Stored entries.

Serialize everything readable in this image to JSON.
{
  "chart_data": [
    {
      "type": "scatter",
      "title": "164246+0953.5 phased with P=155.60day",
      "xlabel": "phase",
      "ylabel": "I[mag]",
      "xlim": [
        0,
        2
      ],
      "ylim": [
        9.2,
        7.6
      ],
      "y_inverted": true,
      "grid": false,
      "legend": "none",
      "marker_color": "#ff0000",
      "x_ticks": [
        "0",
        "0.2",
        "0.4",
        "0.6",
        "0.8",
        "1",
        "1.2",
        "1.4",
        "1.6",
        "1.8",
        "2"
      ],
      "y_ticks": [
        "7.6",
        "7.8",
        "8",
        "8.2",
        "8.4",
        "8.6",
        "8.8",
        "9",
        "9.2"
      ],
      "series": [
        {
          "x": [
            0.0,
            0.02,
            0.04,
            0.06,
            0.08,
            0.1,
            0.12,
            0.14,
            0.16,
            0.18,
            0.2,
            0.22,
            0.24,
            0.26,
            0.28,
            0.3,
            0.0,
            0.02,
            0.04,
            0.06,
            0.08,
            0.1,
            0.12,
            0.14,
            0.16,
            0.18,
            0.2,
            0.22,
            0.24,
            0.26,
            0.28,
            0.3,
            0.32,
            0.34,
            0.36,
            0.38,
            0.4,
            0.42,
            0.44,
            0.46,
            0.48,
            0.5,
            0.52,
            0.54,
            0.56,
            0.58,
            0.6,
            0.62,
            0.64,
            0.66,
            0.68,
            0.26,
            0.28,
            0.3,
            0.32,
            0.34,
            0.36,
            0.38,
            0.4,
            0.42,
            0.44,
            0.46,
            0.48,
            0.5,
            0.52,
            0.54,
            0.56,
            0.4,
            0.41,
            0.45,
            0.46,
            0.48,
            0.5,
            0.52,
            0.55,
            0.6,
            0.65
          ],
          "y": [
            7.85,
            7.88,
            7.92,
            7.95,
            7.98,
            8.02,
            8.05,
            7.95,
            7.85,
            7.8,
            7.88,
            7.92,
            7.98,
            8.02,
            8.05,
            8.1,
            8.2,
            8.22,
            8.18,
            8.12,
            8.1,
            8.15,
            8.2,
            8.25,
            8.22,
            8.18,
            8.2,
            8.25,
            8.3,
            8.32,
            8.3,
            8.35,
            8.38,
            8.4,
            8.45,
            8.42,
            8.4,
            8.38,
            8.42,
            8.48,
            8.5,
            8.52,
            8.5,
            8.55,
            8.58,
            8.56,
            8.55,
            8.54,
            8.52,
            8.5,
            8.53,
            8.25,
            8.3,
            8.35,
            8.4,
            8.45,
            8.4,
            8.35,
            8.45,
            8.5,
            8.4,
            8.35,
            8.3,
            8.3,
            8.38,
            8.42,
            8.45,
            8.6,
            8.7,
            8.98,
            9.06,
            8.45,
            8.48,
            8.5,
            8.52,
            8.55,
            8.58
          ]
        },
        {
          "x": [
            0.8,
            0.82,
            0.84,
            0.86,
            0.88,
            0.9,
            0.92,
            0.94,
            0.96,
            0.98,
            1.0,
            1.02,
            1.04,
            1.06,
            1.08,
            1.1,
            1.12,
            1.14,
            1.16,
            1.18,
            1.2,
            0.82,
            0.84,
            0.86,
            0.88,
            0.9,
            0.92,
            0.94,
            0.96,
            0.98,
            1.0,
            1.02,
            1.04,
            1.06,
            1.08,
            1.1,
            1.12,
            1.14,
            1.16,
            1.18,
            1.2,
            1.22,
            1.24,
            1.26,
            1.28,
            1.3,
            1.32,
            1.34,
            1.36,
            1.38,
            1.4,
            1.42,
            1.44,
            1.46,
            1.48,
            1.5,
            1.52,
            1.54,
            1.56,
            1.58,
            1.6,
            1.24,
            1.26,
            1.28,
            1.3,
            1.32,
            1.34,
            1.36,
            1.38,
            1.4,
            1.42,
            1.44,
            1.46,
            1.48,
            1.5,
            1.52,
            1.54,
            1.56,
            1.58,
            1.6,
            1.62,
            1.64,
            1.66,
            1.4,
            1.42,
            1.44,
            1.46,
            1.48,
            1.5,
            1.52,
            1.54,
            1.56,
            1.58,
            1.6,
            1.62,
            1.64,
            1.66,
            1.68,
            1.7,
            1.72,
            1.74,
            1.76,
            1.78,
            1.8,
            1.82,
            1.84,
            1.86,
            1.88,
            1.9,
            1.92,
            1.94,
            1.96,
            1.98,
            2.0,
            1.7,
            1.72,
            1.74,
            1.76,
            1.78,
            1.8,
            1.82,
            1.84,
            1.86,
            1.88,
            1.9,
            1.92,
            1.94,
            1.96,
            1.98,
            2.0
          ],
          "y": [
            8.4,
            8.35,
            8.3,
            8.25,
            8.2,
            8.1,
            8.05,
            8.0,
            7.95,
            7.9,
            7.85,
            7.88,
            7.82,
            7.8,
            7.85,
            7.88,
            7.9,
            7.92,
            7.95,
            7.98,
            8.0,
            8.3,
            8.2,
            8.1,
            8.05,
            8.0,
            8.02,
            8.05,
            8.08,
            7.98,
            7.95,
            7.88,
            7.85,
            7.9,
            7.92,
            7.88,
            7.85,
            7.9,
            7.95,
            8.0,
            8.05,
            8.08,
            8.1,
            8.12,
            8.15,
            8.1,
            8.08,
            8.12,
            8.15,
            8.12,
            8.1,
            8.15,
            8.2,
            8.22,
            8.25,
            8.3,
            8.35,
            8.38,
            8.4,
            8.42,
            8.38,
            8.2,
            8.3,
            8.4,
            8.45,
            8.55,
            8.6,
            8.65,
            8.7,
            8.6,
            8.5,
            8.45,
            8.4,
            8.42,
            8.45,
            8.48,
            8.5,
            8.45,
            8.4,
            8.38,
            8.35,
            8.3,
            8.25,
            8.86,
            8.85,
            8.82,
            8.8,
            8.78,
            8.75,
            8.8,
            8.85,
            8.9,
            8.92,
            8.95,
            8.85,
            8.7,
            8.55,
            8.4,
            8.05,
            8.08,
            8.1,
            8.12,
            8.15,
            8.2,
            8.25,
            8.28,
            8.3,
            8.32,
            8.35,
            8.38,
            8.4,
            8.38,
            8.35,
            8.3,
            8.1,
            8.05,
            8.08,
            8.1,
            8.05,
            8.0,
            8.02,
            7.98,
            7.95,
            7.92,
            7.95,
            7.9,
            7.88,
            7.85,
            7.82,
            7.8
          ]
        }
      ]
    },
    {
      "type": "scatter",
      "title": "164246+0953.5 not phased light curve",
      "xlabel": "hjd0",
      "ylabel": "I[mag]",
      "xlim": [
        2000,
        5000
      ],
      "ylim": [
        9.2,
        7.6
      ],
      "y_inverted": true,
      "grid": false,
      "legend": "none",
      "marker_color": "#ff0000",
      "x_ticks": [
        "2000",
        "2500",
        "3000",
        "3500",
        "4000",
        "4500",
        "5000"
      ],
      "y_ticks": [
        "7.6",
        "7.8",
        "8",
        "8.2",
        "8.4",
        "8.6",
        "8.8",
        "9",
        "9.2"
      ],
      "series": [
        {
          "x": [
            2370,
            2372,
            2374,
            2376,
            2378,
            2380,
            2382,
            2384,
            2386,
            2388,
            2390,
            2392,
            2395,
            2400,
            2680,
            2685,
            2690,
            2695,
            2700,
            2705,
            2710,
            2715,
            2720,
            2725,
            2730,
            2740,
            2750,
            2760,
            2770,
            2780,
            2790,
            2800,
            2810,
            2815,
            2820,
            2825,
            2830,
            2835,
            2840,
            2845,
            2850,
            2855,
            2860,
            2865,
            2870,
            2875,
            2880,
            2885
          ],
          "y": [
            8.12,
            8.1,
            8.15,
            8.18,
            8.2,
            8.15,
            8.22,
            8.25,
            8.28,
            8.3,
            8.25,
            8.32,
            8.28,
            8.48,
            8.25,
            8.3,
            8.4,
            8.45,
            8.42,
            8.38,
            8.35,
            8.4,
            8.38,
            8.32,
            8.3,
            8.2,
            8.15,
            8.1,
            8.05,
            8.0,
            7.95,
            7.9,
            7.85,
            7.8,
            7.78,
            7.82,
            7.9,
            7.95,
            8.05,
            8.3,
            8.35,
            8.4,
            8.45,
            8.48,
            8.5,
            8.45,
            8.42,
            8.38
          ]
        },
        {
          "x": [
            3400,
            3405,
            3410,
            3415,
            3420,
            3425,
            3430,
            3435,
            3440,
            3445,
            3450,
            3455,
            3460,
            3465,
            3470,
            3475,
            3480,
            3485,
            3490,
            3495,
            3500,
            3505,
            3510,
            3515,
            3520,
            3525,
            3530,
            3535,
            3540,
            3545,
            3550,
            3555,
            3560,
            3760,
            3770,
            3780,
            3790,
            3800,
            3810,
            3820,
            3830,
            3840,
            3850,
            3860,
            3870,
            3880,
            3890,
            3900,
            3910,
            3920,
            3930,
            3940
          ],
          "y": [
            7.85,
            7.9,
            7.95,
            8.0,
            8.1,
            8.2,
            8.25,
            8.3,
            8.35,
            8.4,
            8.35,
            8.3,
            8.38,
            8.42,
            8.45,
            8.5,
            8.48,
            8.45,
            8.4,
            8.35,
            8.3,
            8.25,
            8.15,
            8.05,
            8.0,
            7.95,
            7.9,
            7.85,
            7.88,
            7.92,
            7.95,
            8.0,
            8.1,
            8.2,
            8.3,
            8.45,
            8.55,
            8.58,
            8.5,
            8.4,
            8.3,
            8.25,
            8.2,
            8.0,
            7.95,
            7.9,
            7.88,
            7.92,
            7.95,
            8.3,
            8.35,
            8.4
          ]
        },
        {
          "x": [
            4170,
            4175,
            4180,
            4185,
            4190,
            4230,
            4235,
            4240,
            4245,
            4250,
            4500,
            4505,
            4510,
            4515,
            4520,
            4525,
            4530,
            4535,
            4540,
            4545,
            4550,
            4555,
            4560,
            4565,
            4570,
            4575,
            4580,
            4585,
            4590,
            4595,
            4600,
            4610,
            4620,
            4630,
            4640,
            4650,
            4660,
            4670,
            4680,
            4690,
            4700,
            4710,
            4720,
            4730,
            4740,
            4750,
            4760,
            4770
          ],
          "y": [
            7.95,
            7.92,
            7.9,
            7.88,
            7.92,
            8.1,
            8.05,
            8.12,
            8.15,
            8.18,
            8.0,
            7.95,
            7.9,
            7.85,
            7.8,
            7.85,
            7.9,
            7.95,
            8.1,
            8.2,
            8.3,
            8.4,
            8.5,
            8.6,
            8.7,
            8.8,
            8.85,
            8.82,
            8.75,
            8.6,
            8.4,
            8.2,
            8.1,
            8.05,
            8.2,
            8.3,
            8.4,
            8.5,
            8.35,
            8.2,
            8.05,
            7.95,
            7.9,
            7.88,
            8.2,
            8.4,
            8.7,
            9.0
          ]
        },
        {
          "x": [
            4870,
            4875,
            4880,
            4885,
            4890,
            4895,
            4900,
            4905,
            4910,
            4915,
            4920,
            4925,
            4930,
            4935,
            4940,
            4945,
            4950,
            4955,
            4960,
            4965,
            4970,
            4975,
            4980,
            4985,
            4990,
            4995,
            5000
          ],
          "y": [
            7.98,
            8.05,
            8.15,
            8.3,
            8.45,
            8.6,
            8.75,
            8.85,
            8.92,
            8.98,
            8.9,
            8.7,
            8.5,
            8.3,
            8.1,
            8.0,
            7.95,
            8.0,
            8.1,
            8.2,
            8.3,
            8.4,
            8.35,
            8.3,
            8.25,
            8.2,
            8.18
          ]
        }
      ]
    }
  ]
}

To be done. Return each line of the data that contains the string "phased".

Task output.
      "title": "164246+0953.5 phased with P=155.60day",
      "title": "164246+0953.5 not phased light curve",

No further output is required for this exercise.